Smart or raw pointers when implementing data structures?

Question

I have been reading and experimenting with the standard library's smart pointers, unique_ptr and shared_ptr and although they are obviously great replacements for a lot of cases where raw pointers might be deemed dangerous I am unsure of their use when implementing data structures.

To experiment, I have written an example of a hash map which uses shared_ptr - which according to the Meyer's Effective Modern C++ are roughly double the size of a unique_ptr. For this reason I would like to use unique_ptr but I am kind of stumped due to what I am performing in the Add function, updating and copying.

Does anyone have any suggestions for this problem? Should data structures remain to be written using raw pointers?

#pragma once
#include "core.h"

const int TABLE_SIZE = 256;

template<typename K>
class HashKey {
public:
    unsigned long operator()(const K& p_key) const {
        return (p_key) % TABLE_SIZE;
    }
};

template<typename K, typename T>
class HashNode {
public:
    K m_key;
    T m_value;
    std::shared_ptr<HashNode> next = nullptr;
};


template<typename K, typename T, typename F = HashKey<K>>
class HashMap {
public:
    std::array< std::shared_ptr< HashNode<K, T> >, 128 > m_table;
    F m_hash_function;
    int m_elem_count{ 0 };

    void Add(K p_key, T p_value);
};

template<typename K, typename T, typename F = HashKey<K>>
void HashMap<K, T, F>::Add(K p_key, T p_value)

--- Raw data ---
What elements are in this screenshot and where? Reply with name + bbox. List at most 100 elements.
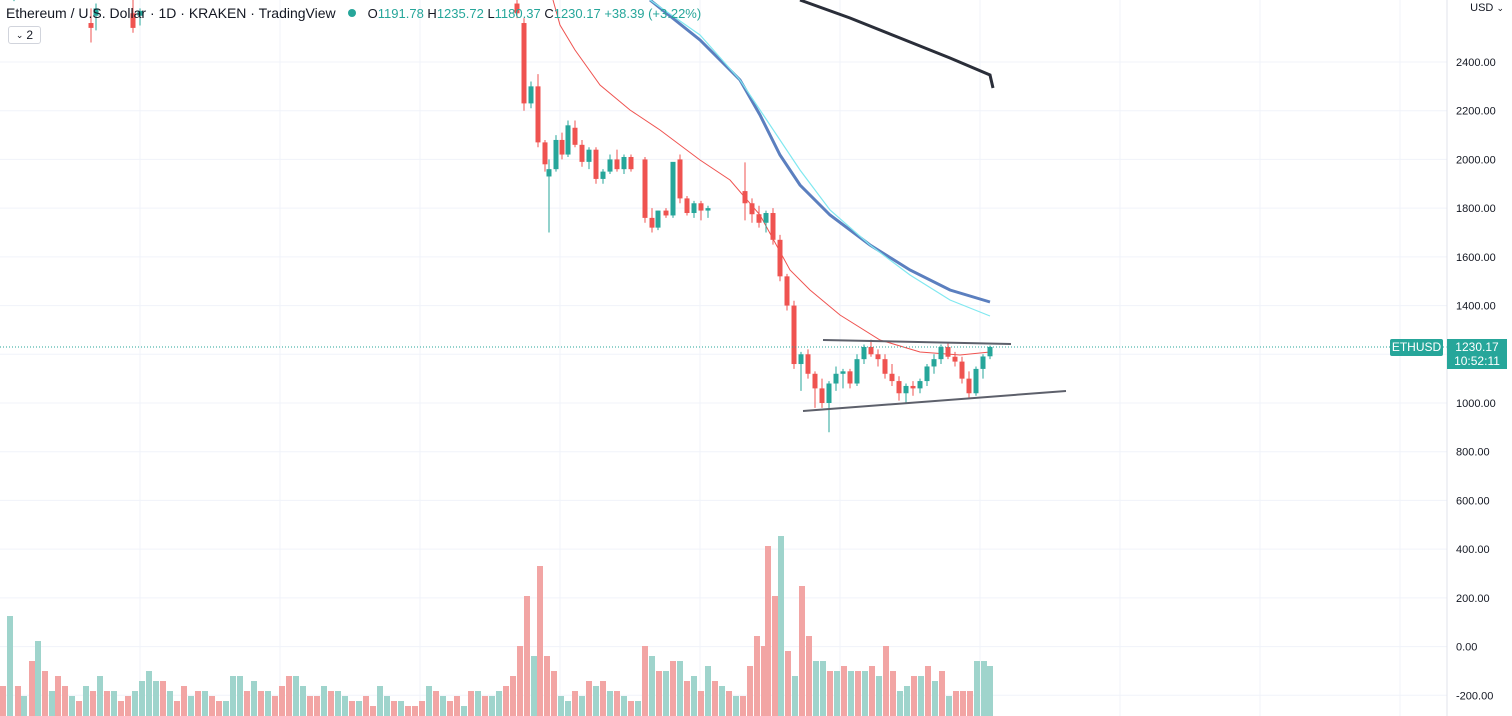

--- Tasks and exercises ---
A - In the smart-pointer question, name each member declared inside the HashMap class.
B - According to the smart-pointer question, why would the writer prefer unique_ptr to shared_ptr for the hash map?
C - Answer these from the smart-pointer question:
(i) What value is given to TABLE_SIZE?
(ii) How many entries does the std::array in m_table hold?
(iii) Which two things done in the Add function leave the writer unsure how to use unique_ptr?
The data shown above come from a separate source.

--- Solution list ---
A - m_table, m_hash_function, m_elem_count, and Add.

B - The writer cites Effective Modern C++, which states that a shared_ptr is roughly double the size of a unique_ptr. That size difference is why the writer would like to use unique_ptr instead.

C -
(i) 256
(ii) 128
(iii) Updating and copying